Report each line of the records below that contains the word "quia", copying every such line in full.

◆ **RECORDS FOR THE EXERCISE**
= = =
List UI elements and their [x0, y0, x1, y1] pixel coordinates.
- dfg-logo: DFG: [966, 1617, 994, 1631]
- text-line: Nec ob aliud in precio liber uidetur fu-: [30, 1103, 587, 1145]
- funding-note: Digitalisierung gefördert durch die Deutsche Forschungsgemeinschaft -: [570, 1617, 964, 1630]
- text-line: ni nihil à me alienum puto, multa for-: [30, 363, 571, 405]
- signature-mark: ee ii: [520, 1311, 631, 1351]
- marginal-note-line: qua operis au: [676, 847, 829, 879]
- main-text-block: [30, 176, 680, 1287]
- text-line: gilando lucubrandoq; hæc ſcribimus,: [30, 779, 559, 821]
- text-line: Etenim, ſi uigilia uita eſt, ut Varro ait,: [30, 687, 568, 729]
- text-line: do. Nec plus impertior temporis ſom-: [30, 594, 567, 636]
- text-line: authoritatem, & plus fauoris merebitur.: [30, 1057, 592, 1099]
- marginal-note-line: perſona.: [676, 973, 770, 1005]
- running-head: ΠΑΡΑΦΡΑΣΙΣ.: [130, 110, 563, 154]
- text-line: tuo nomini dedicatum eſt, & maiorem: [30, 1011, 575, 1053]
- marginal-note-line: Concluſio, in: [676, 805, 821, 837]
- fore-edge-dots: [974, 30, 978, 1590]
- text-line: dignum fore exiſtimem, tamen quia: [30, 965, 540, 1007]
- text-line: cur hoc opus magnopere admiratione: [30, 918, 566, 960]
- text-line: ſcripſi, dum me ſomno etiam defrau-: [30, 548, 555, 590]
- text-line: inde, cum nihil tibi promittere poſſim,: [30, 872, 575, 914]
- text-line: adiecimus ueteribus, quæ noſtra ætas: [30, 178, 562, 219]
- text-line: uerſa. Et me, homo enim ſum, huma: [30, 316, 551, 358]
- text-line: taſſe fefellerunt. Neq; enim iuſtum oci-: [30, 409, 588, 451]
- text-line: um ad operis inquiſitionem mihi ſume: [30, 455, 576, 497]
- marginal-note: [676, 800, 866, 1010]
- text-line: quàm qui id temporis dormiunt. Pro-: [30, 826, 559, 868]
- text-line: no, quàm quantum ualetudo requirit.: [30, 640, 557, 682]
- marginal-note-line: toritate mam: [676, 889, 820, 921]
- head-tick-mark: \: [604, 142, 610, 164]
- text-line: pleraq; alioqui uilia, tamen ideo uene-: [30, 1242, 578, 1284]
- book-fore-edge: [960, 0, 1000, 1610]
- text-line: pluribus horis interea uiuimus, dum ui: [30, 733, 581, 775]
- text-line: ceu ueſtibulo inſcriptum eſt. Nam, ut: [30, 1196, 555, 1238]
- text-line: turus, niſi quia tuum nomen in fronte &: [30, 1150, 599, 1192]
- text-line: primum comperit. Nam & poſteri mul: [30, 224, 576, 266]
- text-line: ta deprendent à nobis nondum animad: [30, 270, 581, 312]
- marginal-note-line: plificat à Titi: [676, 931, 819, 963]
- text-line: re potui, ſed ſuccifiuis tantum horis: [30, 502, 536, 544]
= = =
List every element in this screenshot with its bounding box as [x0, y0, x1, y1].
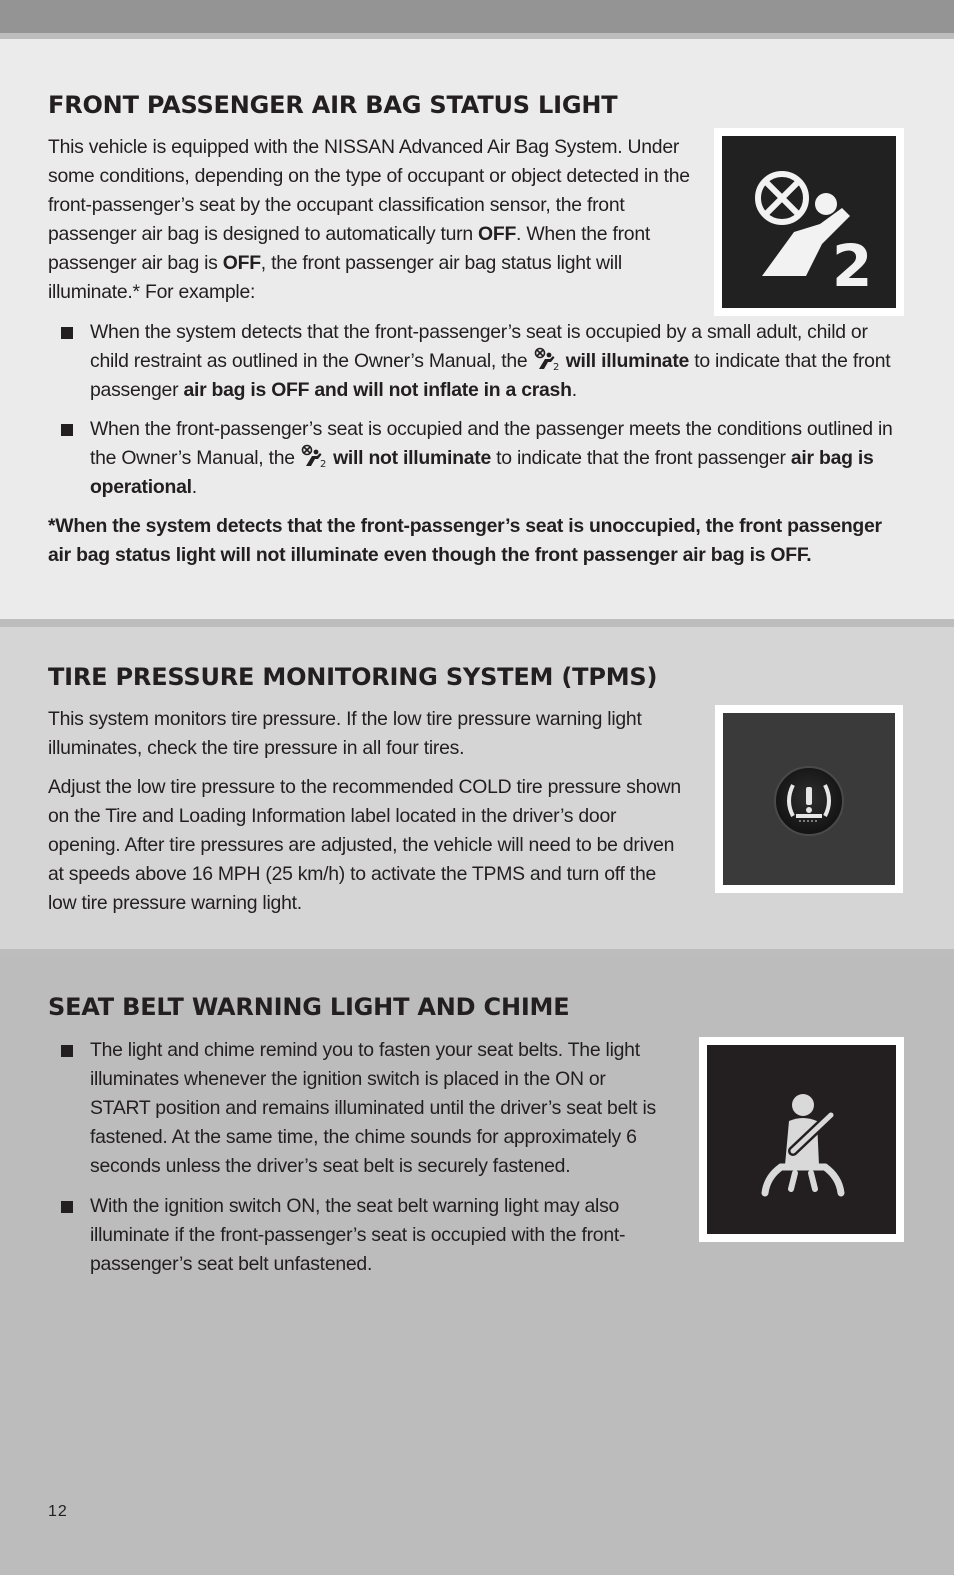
= = =
◆ **SOLUTION TO THE EXERCISE**
- text-line: dignum fore exiſtimem, tamen quia: [30, 965, 540, 1007]
- text-line: turus, niſi quia tuum nomen in fronte &: [30, 1150, 599, 1192]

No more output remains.